=== STATED EXERCISE ===
Below are some records; give them all again exactly, but not the pictures.

=== INPUT RECORDS ===

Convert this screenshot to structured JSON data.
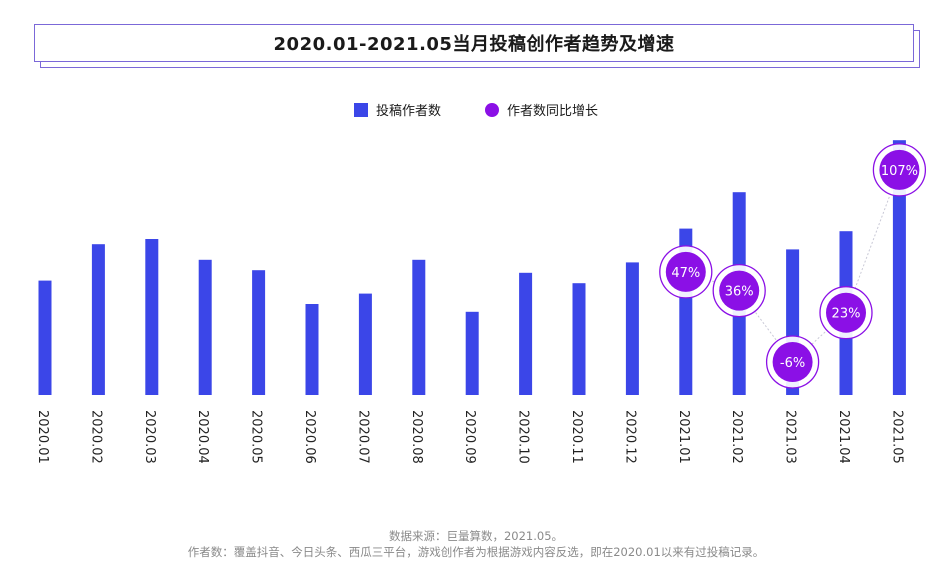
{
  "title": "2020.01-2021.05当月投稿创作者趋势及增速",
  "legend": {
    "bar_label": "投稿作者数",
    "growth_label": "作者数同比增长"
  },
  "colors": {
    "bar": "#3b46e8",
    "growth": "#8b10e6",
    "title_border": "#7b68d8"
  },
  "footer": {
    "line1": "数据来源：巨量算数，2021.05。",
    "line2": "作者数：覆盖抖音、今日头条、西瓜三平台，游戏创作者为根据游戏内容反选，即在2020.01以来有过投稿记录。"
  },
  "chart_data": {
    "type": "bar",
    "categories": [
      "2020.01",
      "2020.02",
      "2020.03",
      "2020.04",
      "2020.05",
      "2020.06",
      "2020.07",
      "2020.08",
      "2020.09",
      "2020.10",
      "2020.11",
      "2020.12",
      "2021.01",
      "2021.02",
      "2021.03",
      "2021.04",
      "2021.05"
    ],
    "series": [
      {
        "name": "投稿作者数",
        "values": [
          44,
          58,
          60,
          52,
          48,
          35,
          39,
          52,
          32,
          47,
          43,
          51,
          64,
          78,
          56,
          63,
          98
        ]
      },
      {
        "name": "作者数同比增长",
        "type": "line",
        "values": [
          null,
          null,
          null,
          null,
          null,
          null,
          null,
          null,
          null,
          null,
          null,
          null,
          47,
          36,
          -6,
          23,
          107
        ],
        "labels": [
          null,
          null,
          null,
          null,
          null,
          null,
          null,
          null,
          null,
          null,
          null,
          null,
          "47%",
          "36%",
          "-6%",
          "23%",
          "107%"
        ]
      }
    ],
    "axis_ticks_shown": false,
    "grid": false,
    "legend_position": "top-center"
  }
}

=== RESULT BELOW ===
Convert this screenshot to structured JSON data.
{
  "title": "2020.01-2021.05当月投稿创作者趋势及增速",
  "legend": {
    "bar_label": "投稿作者数",
    "growth_label": "作者数同比增长"
  },
  "colors": {
    "bar": "#3b46e8",
    "growth": "#8b10e6",
    "title_border": "#7b68d8"
  },
  "footer": {
    "line1": "数据来源：巨量算数，2021.05。",
    "line2": "作者数：覆盖抖音、今日头条、西瓜三平台，游戏创作者为根据游戏内容反选，即在2020.01以来有过投稿记录。"
  },
  "chart_data": {
    "type": "bar",
    "categories": [
      "2020.01",
      "2020.02",
      "2020.03",
      "2020.04",
      "2020.05",
      "2020.06",
      "2020.07",
      "2020.08",
      "2020.09",
      "2020.10",
      "2020.11",
      "2020.12",
      "2021.01",
      "2021.02",
      "2021.03",
      "2021.04",
      "2021.05"
    ],
    "series": [
      {
        "name": "投稿作者数",
        "values": [
          44,
          58,
          60,
          52,
          48,
          35,
          39,
          52,
          32,
          47,
          43,
          51,
          64,
          78,
          56,
          63,
          98
        ]
      },
      {
        "name": "作者数同比增长",
        "type": "line",
        "values": [
          null,
          null,
          null,
          null,
          null,
          null,
          null,
          null,
          null,
          null,
          null,
          null,
          47,
          36,
          -6,
          23,
          107
        ],
        "labels": [
          null,
          null,
          null,
          null,
          null,
          null,
          null,
          null,
          null,
          null,
          null,
          null,
          "47%",
          "36%",
          "-6%",
          "23%",
          "107%"
        ]
      }
    ],
    "axis_ticks_shown": false,
    "grid": false,
    "legend_position": "top-center"
  }
}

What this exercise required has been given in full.